DATA IN THIS EXERCISE:

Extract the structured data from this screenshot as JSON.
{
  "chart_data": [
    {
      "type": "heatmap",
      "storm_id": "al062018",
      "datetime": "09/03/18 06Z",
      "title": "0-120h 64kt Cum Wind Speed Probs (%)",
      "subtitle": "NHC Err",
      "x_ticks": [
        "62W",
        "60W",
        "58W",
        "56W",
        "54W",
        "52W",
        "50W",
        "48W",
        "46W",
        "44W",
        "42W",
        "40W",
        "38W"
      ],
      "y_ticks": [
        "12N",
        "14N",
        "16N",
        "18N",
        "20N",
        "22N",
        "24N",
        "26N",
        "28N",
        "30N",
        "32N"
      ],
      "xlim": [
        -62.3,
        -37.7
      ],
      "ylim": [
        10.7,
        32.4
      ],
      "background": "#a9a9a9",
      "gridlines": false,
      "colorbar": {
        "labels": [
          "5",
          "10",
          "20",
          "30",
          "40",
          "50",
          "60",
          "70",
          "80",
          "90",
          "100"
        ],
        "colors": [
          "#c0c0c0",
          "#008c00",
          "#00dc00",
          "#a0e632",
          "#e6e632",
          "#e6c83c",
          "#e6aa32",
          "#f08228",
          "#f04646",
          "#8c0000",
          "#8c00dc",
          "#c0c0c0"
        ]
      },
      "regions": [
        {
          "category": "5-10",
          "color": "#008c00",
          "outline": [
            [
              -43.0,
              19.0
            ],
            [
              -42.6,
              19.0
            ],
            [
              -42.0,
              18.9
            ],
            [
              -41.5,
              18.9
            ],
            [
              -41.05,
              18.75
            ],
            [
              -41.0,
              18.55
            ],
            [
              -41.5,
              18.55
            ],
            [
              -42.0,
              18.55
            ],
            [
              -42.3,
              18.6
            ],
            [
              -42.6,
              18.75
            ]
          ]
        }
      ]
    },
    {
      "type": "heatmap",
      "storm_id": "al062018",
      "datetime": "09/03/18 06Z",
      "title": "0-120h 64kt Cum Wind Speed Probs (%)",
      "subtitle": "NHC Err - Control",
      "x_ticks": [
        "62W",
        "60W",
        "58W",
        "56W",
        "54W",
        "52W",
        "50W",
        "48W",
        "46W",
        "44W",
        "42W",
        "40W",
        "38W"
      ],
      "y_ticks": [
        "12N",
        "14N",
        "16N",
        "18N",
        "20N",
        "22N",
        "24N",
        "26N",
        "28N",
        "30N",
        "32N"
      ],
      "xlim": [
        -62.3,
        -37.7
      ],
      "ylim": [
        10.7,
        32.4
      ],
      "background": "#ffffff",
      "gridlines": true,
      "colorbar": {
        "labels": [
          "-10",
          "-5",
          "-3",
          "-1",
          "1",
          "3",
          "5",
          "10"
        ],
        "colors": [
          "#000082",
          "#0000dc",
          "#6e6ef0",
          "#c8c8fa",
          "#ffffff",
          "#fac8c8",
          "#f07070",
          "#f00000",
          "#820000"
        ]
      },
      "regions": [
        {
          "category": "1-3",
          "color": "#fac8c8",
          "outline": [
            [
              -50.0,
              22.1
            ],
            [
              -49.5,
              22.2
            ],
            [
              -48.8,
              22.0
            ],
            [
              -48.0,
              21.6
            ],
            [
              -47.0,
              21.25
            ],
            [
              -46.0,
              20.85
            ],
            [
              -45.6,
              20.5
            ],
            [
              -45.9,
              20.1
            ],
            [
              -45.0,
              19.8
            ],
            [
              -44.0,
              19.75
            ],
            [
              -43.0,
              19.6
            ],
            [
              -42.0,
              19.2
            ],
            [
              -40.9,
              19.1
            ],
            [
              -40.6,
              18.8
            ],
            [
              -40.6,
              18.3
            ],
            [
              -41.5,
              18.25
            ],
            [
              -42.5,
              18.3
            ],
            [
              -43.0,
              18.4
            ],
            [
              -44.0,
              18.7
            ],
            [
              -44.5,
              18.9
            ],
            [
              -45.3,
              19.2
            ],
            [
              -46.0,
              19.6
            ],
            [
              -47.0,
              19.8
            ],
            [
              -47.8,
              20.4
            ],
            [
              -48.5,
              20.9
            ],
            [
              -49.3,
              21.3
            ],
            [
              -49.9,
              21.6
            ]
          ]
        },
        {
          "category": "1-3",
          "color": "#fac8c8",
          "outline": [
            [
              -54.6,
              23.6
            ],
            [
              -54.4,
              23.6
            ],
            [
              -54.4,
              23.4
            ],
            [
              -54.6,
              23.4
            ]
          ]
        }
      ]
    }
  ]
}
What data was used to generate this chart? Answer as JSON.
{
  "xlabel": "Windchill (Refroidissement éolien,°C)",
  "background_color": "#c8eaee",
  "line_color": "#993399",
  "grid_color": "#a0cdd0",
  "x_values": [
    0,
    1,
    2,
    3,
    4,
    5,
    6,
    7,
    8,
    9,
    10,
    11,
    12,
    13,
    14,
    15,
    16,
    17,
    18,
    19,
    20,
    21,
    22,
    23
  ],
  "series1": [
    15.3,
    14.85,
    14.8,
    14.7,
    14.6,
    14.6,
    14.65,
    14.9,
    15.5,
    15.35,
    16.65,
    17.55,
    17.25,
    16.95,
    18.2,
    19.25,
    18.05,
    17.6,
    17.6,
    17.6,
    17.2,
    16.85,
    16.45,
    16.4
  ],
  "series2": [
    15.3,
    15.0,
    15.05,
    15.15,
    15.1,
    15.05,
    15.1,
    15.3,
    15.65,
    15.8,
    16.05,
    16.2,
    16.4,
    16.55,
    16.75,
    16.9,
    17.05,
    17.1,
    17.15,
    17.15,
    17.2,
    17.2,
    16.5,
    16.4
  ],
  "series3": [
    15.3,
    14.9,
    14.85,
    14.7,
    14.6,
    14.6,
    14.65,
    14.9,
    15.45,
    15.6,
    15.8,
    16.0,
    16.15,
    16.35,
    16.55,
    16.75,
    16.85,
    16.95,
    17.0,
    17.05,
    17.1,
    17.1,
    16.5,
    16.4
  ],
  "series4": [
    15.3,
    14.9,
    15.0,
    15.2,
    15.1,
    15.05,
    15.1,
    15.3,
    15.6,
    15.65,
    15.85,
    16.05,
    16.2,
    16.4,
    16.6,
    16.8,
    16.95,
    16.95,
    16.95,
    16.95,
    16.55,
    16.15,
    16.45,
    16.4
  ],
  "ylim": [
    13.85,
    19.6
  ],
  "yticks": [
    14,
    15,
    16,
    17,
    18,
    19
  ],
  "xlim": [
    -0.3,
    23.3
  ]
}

EXERCISE DESCRIPTION: Return every entry exactly as given.

WRITTEN RESPONSE:
Extract the structured data from this screenshot as JSON.
{
  "chart_data": [
    {
      "type": "heatmap",
      "storm_id": "al062018",
      "datetime": "09/03/18 06Z",
      "title": "0-120h 64kt Cum Wind Speed Probs (%)",
      "subtitle": "NHC Err",
      "x_ticks": [
        "62W",
        "60W",
        "58W",
        "56W",
        "54W",
        "52W",
        "50W",
        "48W",
        "46W",
        "44W",
        "42W",
        "40W",
        "38W"
      ],
      "y_ticks": [
        "12N",
        "14N",
        "16N",
        "18N",
        "20N",
        "22N",
        "24N",
        "26N",
        "28N",
        "30N",
        "32N"
      ],
      "xlim": [
        -62.3,
        -37.7
      ],
      "ylim": [
        10.7,
        32.4
      ],
      "background": "#a9a9a9",
      "gridlines": false,
      "colorbar": {
        "labels": [
          "5",
          "10",
          "20",
          "30",
          "40",
          "50",
          "60",
          "70",
          "80",
          "90",
          "100"
        ],
        "colors": [
          "#c0c0c0",
          "#008c00",
          "#00dc00",
          "#a0e632",
          "#e6e632",
          "#e6c83c",
          "#e6aa32",
          "#f08228",
          "#f04646",
          "#8c0000",
          "#8c00dc",
          "#c0c0c0"
        ]
      },
      "regions": [
        {
          "category": "5-10",
          "color": "#008c00",
          "outline": [
            [
              -43.0,
              19.0
            ],
            [
              -42.6,
              19.0
            ],
            [
              -42.0,
              18.9
            ],
            [
              -41.5,
              18.9
            ],
            [
              -41.05,
              18.75
            ],
            [
              -41.0,
              18.55
            ],
            [
              -41.5,
              18.55
            ],
            [
              -42.0,
              18.55
            ],
            [
              -42.3,
              18.6
            ],
            [
              -42.6,
              18.75
            ]
          ]
        }
      ]
    },
    {
      "type": "heatmap",
      "storm_id": "al062018",
      "datetime": "09/03/18 06Z",
      "title": "0-120h 64kt Cum Wind Speed Probs (%)",
      "subtitle": "NHC Err - Control",
      "x_ticks": [
        "62W",
        "60W",
        "58W",
        "56W",
        "54W",
        "52W",
        "50W",
        "48W",
        "46W",
        "44W",
        "42W",
        "40W",
        "38W"
      ],
      "y_ticks": [
        "12N",
        "14N",
        "16N",
        "18N",
        "20N",
        "22N",
        "24N",
        "26N",
        "28N",
        "30N",
        "32N"
      ],
      "xlim": [
        -62.3,
        -37.7
      ],
      "ylim": [
        10.7,
        32.4
      ],
      "background": "#ffffff",
      "gridlines": true,
      "colorbar": {
        "labels": [
          "-10",
          "-5",
          "-3",
          "-1",
          "1",
          "3",
          "5",
          "10"
        ],
        "colors": [
          "#000082",
          "#0000dc",
          "#6e6ef0",
          "#c8c8fa",
          "#ffffff",
          "#fac8c8",
          "#f07070",
          "#f00000",
          "#820000"
        ]
      },
      "regions": [
        {
          "category": "1-3",
          "color": "#fac8c8",
          "outline": [
            [
              -50.0,
              22.1
            ],
            [
              -49.5,
              22.2
            ],
            [
              -48.8,
              22.0
            ],
            [
              -48.0,
              21.6
            ],
            [
              -47.0,
              21.25
            ],
            [
              -46.0,
              20.85
            ],
            [
              -45.6,
              20.5
            ],
            [
              -45.9,
              20.1
            ],
            [
              -45.0,
              19.8
            ],
            [
              -44.0,
              19.75
            ],
            [
              -43.0,
              19.6
            ],
            [
              -42.0,
              19.2
            ],
            [
              -40.9,
              19.1
            ],
            [
              -40.6,
              18.8
            ],
            [
              -40.6,
              18.3
            ],
            [
              -41.5,
              18.25
            ],
            [
              -42.5,
              18.3
            ],
            [
              -43.0,
              18.4
            ],
            [
              -44.0,
              18.7
            ],
            [
              -44.5,
              18.9
            ],
            [
              -45.3,
              19.2
            ],
            [
              -46.0,
              19.6
            ],
            [
              -47.0,
              19.8
            ],
            [
              -47.8,
              20.4
            ],
            [
              -48.5,
              20.9
            ],
            [
              -49.3,
              21.3
            ],
            [
              -49.9,
              21.6
            ]
          ]
        },
        {
          "category": "1-3",
          "color": "#fac8c8",
          "outline": [
            [
              -54.6,
              23.6
            ],
            [
              -54.4,
              23.6
            ],
            [
              -54.4,
              23.4
            ],
            [
              -54.6,
              23.4
            ]
          ]
        }
      ]
    }
  ]
}
What data was used to generate this chart? Answer as JSON.
{
  "xlabel": "Windchill (Refroidissement éolien,°C)",
  "background_color": "#c8eaee",
  "line_color": "#993399",
  "grid_color": "#a0cdd0",
  "x_values": [
    0,
    1,
    2,
    3,
    4,
    5,
    6,
    7,
    8,
    9,
    10,
    11,
    12,
    13,
    14,
    15,
    16,
    17,
    18,
    19,
    20,
    21,
    22,
    23
  ],
  "series1": [
    15.3,
    14.85,
    14.8,
    14.7,
    14.6,
    14.6,
    14.65,
    14.9,
    15.5,
    15.35,
    16.65,
    17.55,
    17.25,
    16.95,
    18.2,
    19.25,
    18.05,
    17.6,
    17.6,
    17.6,
    17.2,
    16.85,
    16.45,
    16.4
  ],
  "series2": [
    15.3,
    15.0,
    15.05,
    15.15,
    15.1,
    15.05,
    15.1,
    15.3,
    15.65,
    15.8,
    16.05,
    16.2,
    16.4,
    16.55,
    16.75,
    16.9,
    17.05,
    17.1,
    17.15,
    17.15,
    17.2,
    17.2,
    16.5,
    16.4
  ],
  "series3": [
    15.3,
    14.9,
    14.85,
    14.7,
    14.6,
    14.6,
    14.65,
    14.9,
    15.45,
    15.6,
    15.8,
    16.0,
    16.15,
    16.35,
    16.55,
    16.75,
    16.85,
    16.95,
    17.0,
    17.05,
    17.1,
    17.1,
    16.5,
    16.4
  ],
  "series4": [
    15.3,
    14.9,
    15.0,
    15.2,
    15.1,
    15.05,
    15.1,
    15.3,
    15.6,
    15.65,
    15.85,
    16.05,
    16.2,
    16.4,
    16.6,
    16.8,
    16.95,
    16.95,
    16.95,
    16.95,
    16.55,
    16.15,
    16.45,
    16.4
  ],
  "ylim": [
    13.85,
    19.6
  ],
  "yticks": [
    14,
    15,
    16,
    17,
    18,
    19
  ],
  "xlim": [
    -0.3,
    23.3
  ]
}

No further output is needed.